■ **Directive 1**
Using the patch discussion, answer yes or no to each statement below and quote the words of the text that decide it. (a) The change improves performance of the af-xdp network backend by 2-3%. (b) Fetching vring_avail_idx() again will restore a device that virtio_error() has marked as broken. (c) The patch makes 9 insertions and 1 deletion in one file.

■ **Text passage**
--------------------------------
No, because virtio_error() marks the device as broken. The device
requires a reset in order to function again. Fetching
vring_avail_idx() again won't help.

>
> >
> >> +    }
> >> +
> >> +    num_heads = vring_avail_idx(vq) - idx;
> >>
> >>      /* Check it isn't doing very strange things with descriptor numbers. */
> >>      if (num_heads > vq->vring.num) {
> >> --
> >> 2.40.1
> >>
> >>
>
Ilya Maximets Sept. 25, 2023, 3:36 p.m. UTC | #5
On 9/25/23 17:12, Stefan Hajnoczi wrote:
> On Mon, 25 Sept 2023 at 11:02, Ilya Maximets <i.maximets@ovn.org> wrote:
>>
>> On 9/25/23 16:23, Stefan Hajnoczi wrote:
>>> On Fri, 25 Aug 2023 at 13:04, Ilya Maximets <i.maximets@ovn.org> wrote:
>>>>
>>>> We do not need the most up to date number of heads, we only want to
>>>> know if there is at least one.
>>>>
>>>> Use shadow variable as long as it is not equal to the last available
>>>> index checked.  This avoids expensive qatomic dereference of the
>>>> RCU-protected memory region cache as well as the memory access itself
>>>> and the subsequent memory barrier.
>>>>
>>>> The change improves performance of the af-xdp network backend by 2-3%.
>>>>
>>>> Signed-off-by: Ilya Maximets <i.maximets@ovn.org>
>>>> ---
>>>>  hw/virtio/virtio.c | 10 +++++++++-
>>>>  1 file changed, 9 insertions(+), 1 deletion(-)
>>>>
>>>> diff --git a/hw/virtio/virtio.c b/hw/virtio/virtio.c
>>>> index 309038fd46..04bf7cc977 100644
>>>> --- a/hw/virtio/virtio.c
>>>> +++ b/hw/virtio/virtio.c
>>>> @@ -999,7 +999,15 @@ void virtqueue_push(VirtQueue *vq, const VirtQueueElement *elem,
>>>>  /* Called within rcu_read_lock().  */
>>>>  static int virtqueue_num_heads(VirtQueue *vq, unsigned int idx)
--------------------------------
■ **Stored records**
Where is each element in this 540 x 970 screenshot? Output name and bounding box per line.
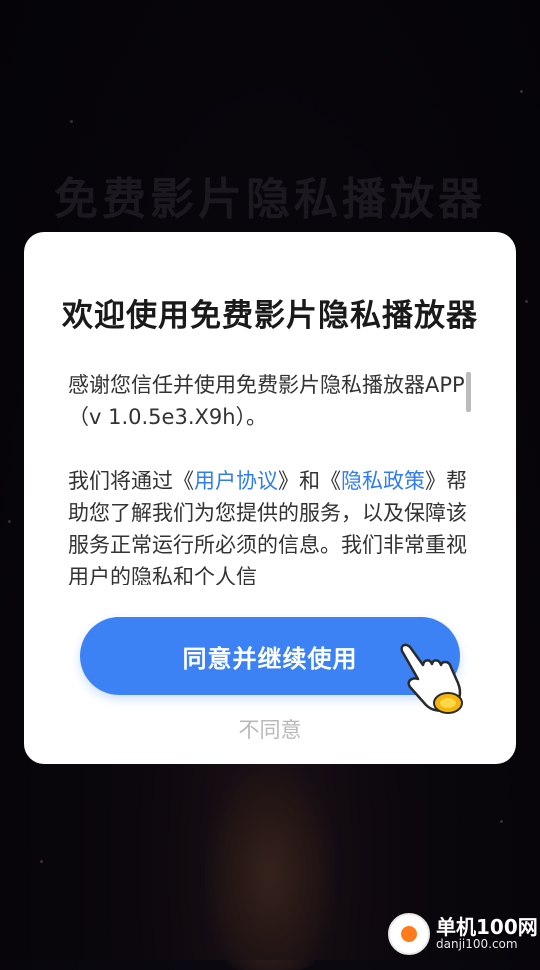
agreement-text-scroll[interactable]: 感谢您信任并使用免费影片隐私播放器APP（v 1.0.5e3.X9h）。 我们将… [68,369,468,585]
disagree-button[interactable]: 不同意 [24,714,516,744]
scrollbar[interactable] [466,372,471,412]
watermark-url: danji100.com [436,937,518,952]
welcome-paragraph: 感谢您信任并使用免费影片隐私播放器APP（v 1.0.5e3.X9h）。 [68,373,465,429]
user-agreement-link[interactable]: 用户协议 [194,469,278,493]
pointing-hand-icon [400,643,463,714]
agreement-text: 我们将通过《 [68,469,194,493]
privacy-policy-link[interactable]: 隐私政策 [341,469,425,493]
agreement-paragraph: 我们将通过《用户协议》和《隐私政策》帮助您了解我们为您提供的服务，以及保障该服务… [68,465,468,585]
agreement-text: 》和《 [278,469,341,493]
watermark: 单机100网 danji100.com [388,912,538,956]
dialog-title: 欢迎使用免费影片隐私播放器 [62,298,478,334]
watermark-text: 单机100网 danji100.com [436,916,538,951]
watermark-name: 单机100网 [436,915,538,940]
watermark-logo-icon [388,913,430,955]
privacy-dialog: 欢迎使用免费影片隐私播放器 感谢您信任并使用免费影片隐私播放器APP（v 1.0… [24,232,516,764]
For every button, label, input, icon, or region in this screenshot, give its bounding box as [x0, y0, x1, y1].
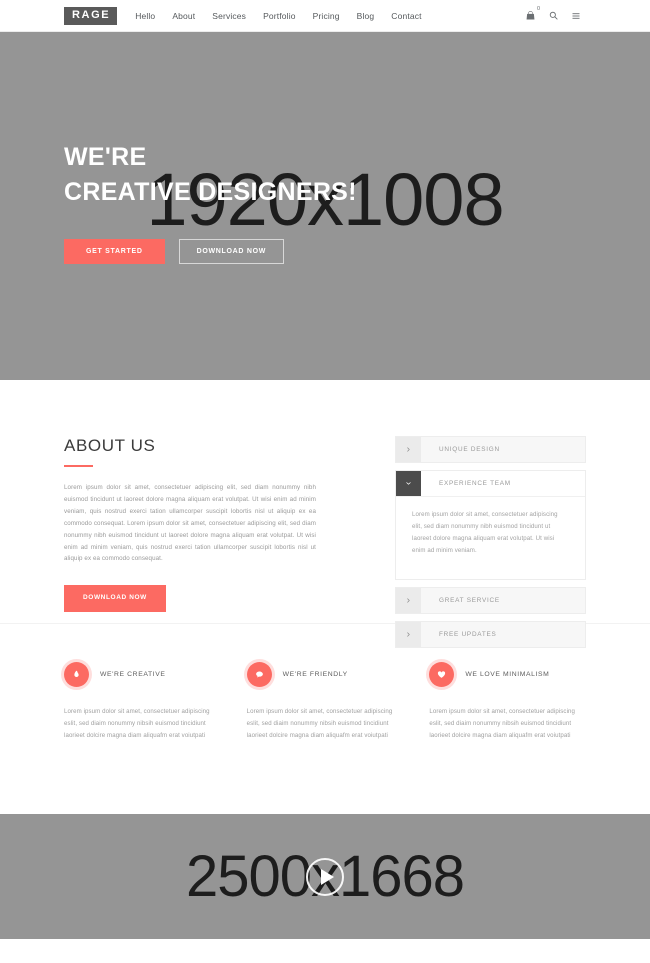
hero-title-line-2: CREATIVE DESIGNERS! — [64, 177, 357, 206]
accordion-label: FREE UPDATES — [439, 630, 497, 638]
get-started-button[interactable]: GET STARTED — [64, 239, 165, 264]
accordion-header[interactable]: EXPERIENCE TEAM — [396, 471, 585, 496]
accordion-body: Lorem ipsum dolor sit amet, consectetuer… — [396, 496, 585, 579]
accordion-item-free-updates[interactable]: FREE UPDATES — [395, 620, 586, 648]
heart-icon — [429, 662, 455, 687]
nav-item-hello[interactable]: Hello — [135, 11, 155, 21]
accordion-header[interactable]: UNIQUE DESIGN — [396, 437, 585, 462]
feature-column-minimalism: WE LOVE MINIMALISM Lorem ipsum dolor sit… — [429, 662, 586, 814]
nav-item-portfolio[interactable]: Portfolio — [263, 11, 296, 21]
hero-button-group: GET STARTED DOWNLOAD NOW — [64, 239, 357, 264]
accordion: UNIQUE DESIGN EXPERIENCE TEAM Lorem ipsu… — [395, 436, 586, 648]
nav-item-about[interactable]: About — [172, 11, 195, 21]
site-logo[interactable]: RAGE — [64, 6, 118, 25]
video-section: 2500x1668 — [0, 814, 650, 939]
flame-icon — [64, 662, 89, 687]
download-now-about-button[interactable]: DOWNLOAD NOW — [64, 585, 166, 612]
feature-header: WE'RE CREATIVE — [64, 662, 221, 687]
accordion-header[interactable]: FREE UPDATES — [396, 621, 585, 647]
hero-content: WE'RE CREATIVE DESIGNERS! GET STARTED DO… — [64, 140, 357, 264]
accordion-label: GREAT SERVICE — [439, 596, 500, 604]
feature-column-creative: WE'RE CREATIVE Lorem ipsum dolor sit ame… — [64, 662, 221, 814]
nav-item-services[interactable]: Services — [212, 11, 246, 21]
nav-item-blog[interactable]: Blog — [357, 11, 375, 21]
about-title: ABOUT US — [64, 436, 156, 455]
site-header: RAGE Hello About Services Portfolio Pric… — [0, 0, 650, 32]
accordion-label: EXPERIENCE TEAM — [439, 480, 511, 487]
accordion-label: UNIQUE DESIGN — [439, 446, 500, 453]
hero-title: WE'RE CREATIVE DESIGNERS! — [64, 140, 357, 209]
hamburger-menu-icon[interactable] — [572, 12, 580, 20]
feature-title: WE LOVE MINIMALISM — [465, 671, 550, 678]
shopping-cart-icon[interactable]: 0 — [526, 6, 540, 20]
feature-text: Lorem ipsum dolor sit amet, consectetuer… — [64, 708, 210, 740]
speech-bubble-icon — [246, 662, 272, 687]
accordion-item-experience-team[interactable]: EXPERIENCE TEAM Lorem ipsum dolor sit am… — [395, 470, 586, 580]
about-left-column: ABOUT US Lorem ipsum dolor sit amet, con… — [64, 436, 329, 623]
about-paragraph: Lorem ipsum dolor sit amet, consectetuer… — [64, 484, 316, 563]
search-icon[interactable] — [549, 11, 558, 20]
feature-header: WE'RE FRIENDLY — [246, 662, 404, 687]
about-title-underline — [64, 465, 93, 467]
play-button-icon[interactable] — [306, 857, 344, 896]
accordion-item-unique-design[interactable]: UNIQUE DESIGN — [395, 436, 586, 463]
feature-text: Lorem ipsum dolor sit amet, consectetuer… — [246, 708, 393, 740]
feature-title: WE'RE FRIENDLY — [282, 671, 348, 678]
accordion-header[interactable]: GREAT SERVICE — [396, 587, 585, 613]
nav-item-contact[interactable]: Contact — [391, 11, 421, 21]
hero-section: 1920x1008 WE'RE CREATIVE DESIGNERS! GET … — [0, 32, 650, 380]
about-section: ABOUT US Lorem ipsum dolor sit amet, con… — [0, 380, 650, 648]
hero-title-line-1: WE'RE — [64, 143, 147, 171]
chevron-down-icon[interactable] — [396, 471, 421, 496]
feature-header: WE LOVE MINIMALISM — [429, 662, 586, 687]
cart-count-badge: 0 — [536, 6, 540, 12]
download-now-hero-button[interactable]: DOWNLOAD NOW — [178, 239, 285, 264]
nav-item-pricing[interactable]: Pricing — [313, 11, 340, 21]
main-navigation: Hello About Services Portfolio Pricing B… — [135, 11, 421, 21]
feature-title: WE'RE CREATIVE — [100, 671, 166, 678]
features-section: WE'RE CREATIVE Lorem ipsum dolor sit ame… — [0, 624, 650, 814]
chevron-right-icon[interactable] — [396, 621, 421, 647]
chevron-right-icon[interactable] — [396, 587, 421, 613]
accordion-item-great-service[interactable]: GREAT SERVICE — [395, 586, 586, 614]
chevron-right-icon[interactable] — [396, 437, 421, 462]
feature-text: Lorem ipsum dolor sit amet, consectetuer… — [429, 708, 576, 740]
header-actions: 0 — [526, 6, 636, 20]
play-triangle — [320, 868, 334, 885]
feature-column-friendly: WE'RE FRIENDLY Lorem ipsum dolor sit ame… — [246, 662, 404, 814]
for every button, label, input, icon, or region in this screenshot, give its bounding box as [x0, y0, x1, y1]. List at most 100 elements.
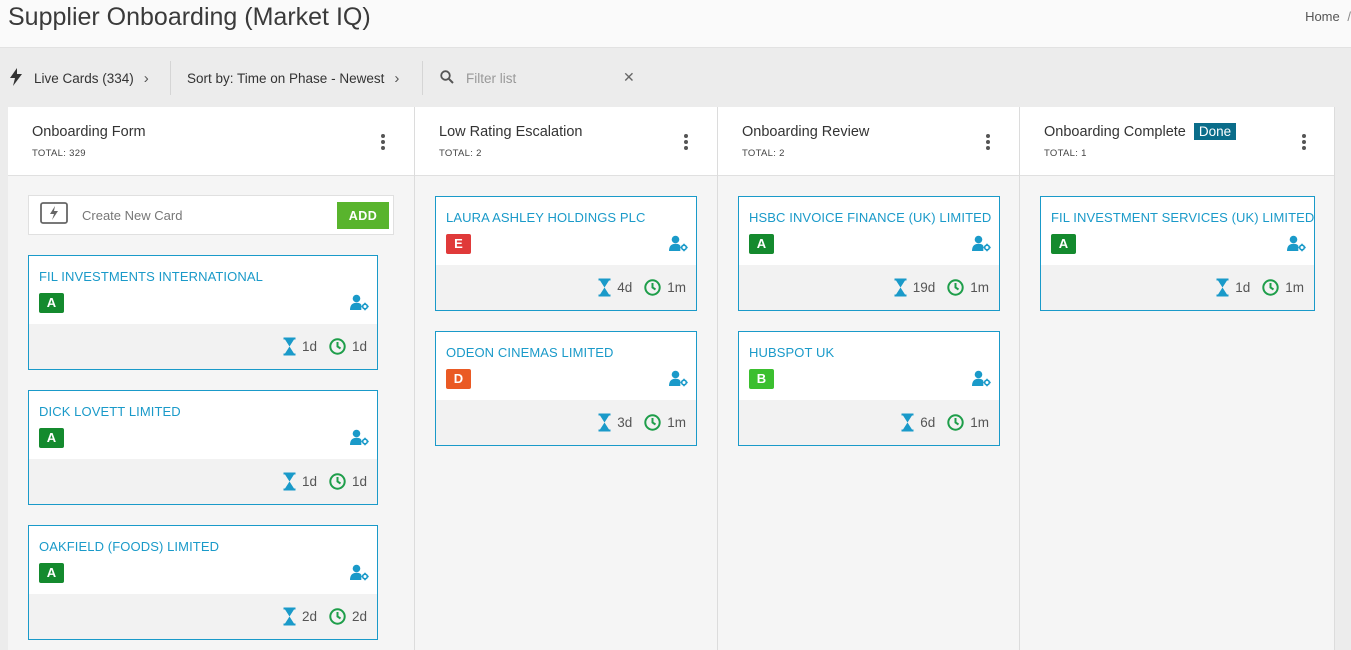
- supplier-name[interactable]: LAURA ASHLEY HOLDINGS PLC: [446, 210, 646, 225]
- column-header: Onboarding Form TOTAL: 329: [8, 107, 414, 176]
- add-card-button[interactable]: ADD: [337, 202, 389, 229]
- supplier-card[interactable]: LAURA ASHLEY HOLDINGS PLC E 4d 1m: [435, 196, 697, 311]
- supplier-card[interactable]: HSBC INVOICE FINANCE (UK) LIMITED A 19d: [738, 196, 1000, 311]
- supplier-name[interactable]: DICK LOVETT LIMITED: [39, 404, 181, 419]
- filter-box: [440, 61, 616, 95]
- column-menu-icon[interactable]: [1302, 134, 1306, 150]
- live-cards-dropdown[interactable]: Live Cards (334) ›: [10, 61, 149, 95]
- page-header: Supplier Onboarding (Market IQ) Home /: [0, 0, 1351, 48]
- card-meta: 1d 1d: [283, 472, 367, 491]
- supplier-name[interactable]: OAKFIELD (FOODS) LIMITED: [39, 539, 219, 554]
- card-footer: 2d 2d: [29, 594, 377, 639]
- toolbar-divider: [422, 61, 423, 95]
- hourglass-icon: [598, 413, 611, 432]
- time-on-phase: 4d: [617, 280, 633, 295]
- page-title: Supplier Onboarding (Market IQ): [8, 3, 371, 31]
- column-title: Onboarding Review: [742, 124, 870, 140]
- column-header: Low Rating Escalation TOTAL: 2: [415, 107, 717, 176]
- assign-user-icon[interactable]: [350, 294, 369, 316]
- card-age: 1m: [970, 280, 989, 295]
- card-body: OAKFIELD (FOODS) LIMITED A: [29, 526, 377, 594]
- supplier-name[interactable]: HSBC INVOICE FINANCE (UK) LIMITED: [749, 210, 991, 225]
- column-total: TOTAL: 1: [1044, 148, 1087, 159]
- rating-badge: E: [446, 234, 471, 254]
- column-title-text: Onboarding Complete: [1044, 124, 1186, 140]
- live-cards-label: Live Cards (334): [34, 70, 134, 86]
- supplier-card[interactable]: FIL INVESTMENT SERVICES (UK) LIMITED A 1…: [1040, 196, 1315, 311]
- supplier-card[interactable]: FIL INVESTMENTS INTERNATIONAL A 1d 1d: [28, 255, 378, 370]
- chevron-right-icon: ›: [394, 69, 400, 87]
- clear-filter-icon[interactable]: ✕: [623, 69, 635, 86]
- assign-user-icon[interactable]: [972, 370, 991, 392]
- supplier-card[interactable]: OAKFIELD (FOODS) LIMITED A 2d 2d: [28, 525, 378, 640]
- card-age: 2d: [351, 609, 367, 624]
- column-onboarding-form: Onboarding Form TOTAL: 329 ADD FIL INVES…: [8, 107, 415, 650]
- hourglass-icon: [283, 337, 296, 356]
- clock-icon: [947, 414, 964, 431]
- card-body: HSBC INVOICE FINANCE (UK) LIMITED A: [739, 197, 999, 265]
- supplier-name[interactable]: FIL INVESTMENT SERVICES (UK) LIMITED: [1051, 210, 1314, 225]
- column-onboarding-complete: Onboarding Complete Done TOTAL: 1 FIL IN…: [1020, 107, 1335, 650]
- assign-user-icon[interactable]: [350, 564, 369, 586]
- assign-user-icon[interactable]: [972, 235, 991, 257]
- rating-badge: A: [39, 293, 64, 313]
- card-footer: 19d 1m: [739, 265, 999, 310]
- card-footer: 3d 1m: [436, 400, 696, 445]
- card-footer: 1d 1d: [29, 459, 377, 504]
- hourglass-icon: [1216, 278, 1229, 297]
- column-menu-icon[interactable]: [381, 134, 385, 150]
- card-age: 1m: [970, 415, 989, 430]
- assign-user-icon[interactable]: [1287, 235, 1306, 257]
- sort-by-dropdown[interactable]: Sort by: Time on Phase - Newest ›: [187, 61, 399, 95]
- clock-icon: [329, 473, 346, 490]
- rating-badge: B: [749, 369, 774, 389]
- create-card-input[interactable]: [82, 207, 332, 223]
- supplier-card[interactable]: DICK LOVETT LIMITED A 1d 1d: [28, 390, 378, 505]
- time-on-phase: 6d: [920, 415, 936, 430]
- column-menu-icon[interactable]: [684, 134, 688, 150]
- card-body: ODEON CINEMAS LIMITED D: [436, 332, 696, 400]
- card-footer: 1d 1d: [29, 324, 377, 369]
- supplier-name[interactable]: ODEON CINEMAS LIMITED: [446, 345, 614, 360]
- hourglass-icon: [901, 413, 914, 432]
- card-age: 1m: [667, 415, 686, 430]
- column-total: TOTAL: 329: [32, 148, 86, 159]
- card-footer: 6d 1m: [739, 400, 999, 445]
- breadcrumb-home-link[interactable]: Home: [1305, 9, 1340, 24]
- clock-icon: [644, 414, 661, 431]
- toolbar-divider: [170, 61, 171, 95]
- hourglass-icon: [598, 278, 611, 297]
- supplier-card[interactable]: ODEON CINEMAS LIMITED D 3d 1m: [435, 331, 697, 446]
- card-meta: 6d 1m: [901, 413, 989, 432]
- rating-badge: A: [749, 234, 774, 254]
- card-age: 1m: [1285, 280, 1304, 295]
- rating-badge: A: [1051, 234, 1076, 254]
- assign-user-icon[interactable]: [669, 370, 688, 392]
- rating-badge: A: [39, 563, 64, 583]
- sort-by-label: Sort by: Time on Phase - Newest: [187, 70, 385, 86]
- card-body: LAURA ASHLEY HOLDINGS PLC E: [436, 197, 696, 265]
- supplier-name[interactable]: HUBSPOT UK: [749, 345, 834, 360]
- card-age: 1d: [351, 474, 367, 489]
- clock-icon: [329, 608, 346, 625]
- card-meta: 3d 1m: [598, 413, 686, 432]
- rating-badge: D: [446, 369, 471, 389]
- column-onboarding-review: Onboarding Review TOTAL: 2 HSBC INVOICE …: [718, 107, 1020, 650]
- search-icon: [440, 69, 454, 87]
- time-on-phase: 1d: [301, 339, 317, 354]
- card-meta: 1d 1m: [1216, 278, 1304, 297]
- card-meta: 4d 1m: [598, 278, 686, 297]
- column-menu-icon[interactable]: [986, 134, 990, 150]
- supplier-name[interactable]: FIL INVESTMENTS INTERNATIONAL: [39, 269, 263, 284]
- kanban-board: Onboarding Form TOTAL: 329 ADD FIL INVES…: [8, 107, 1335, 650]
- filter-input[interactable]: [466, 70, 616, 86]
- assign-user-icon[interactable]: [669, 235, 688, 257]
- time-on-phase: 1d: [301, 474, 317, 489]
- column-header: Onboarding Complete Done TOTAL: 1: [1020, 107, 1334, 176]
- breadcrumb-separator: /: [1347, 9, 1351, 24]
- assign-user-icon[interactable]: [350, 429, 369, 451]
- column-title: Onboarding Form: [32, 124, 146, 140]
- clock-icon: [329, 338, 346, 355]
- card-bolt-icon: [40, 201, 68, 229]
- supplier-card[interactable]: HUBSPOT UK B 6d 1m: [738, 331, 1000, 446]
--------------------------------
■ **Directive 2**
Identify each line of the records that contains the word "consectetuer", matching case.

■ **Full output 1**
(a) Yes: "The change improves performance of the af-xdp network backend by 2-3%."
(b) No: "Fetching vring_avail_idx() again won't help."
(c) Yes: "1 file changed, 9 insertions(+), 1 deletion(-)"

■ **Full output 2**
accordion-body: Lorem ipsum dolor sit amet, consectetuer… — [396, 496, 585, 579]
feature-text: Lorem ipsum dolor sit amet, consectetuer… — [64, 708, 210, 740]
about-paragraph: Lorem ipsum dolor sit amet, consectetuer… — [64, 484, 316, 563]
feature-text: Lorem ipsum dolor sit amet, consectetuer… — [246, 708, 393, 740]
feature-text: Lorem ipsum dolor sit amet, consectetuer… — [429, 708, 576, 740]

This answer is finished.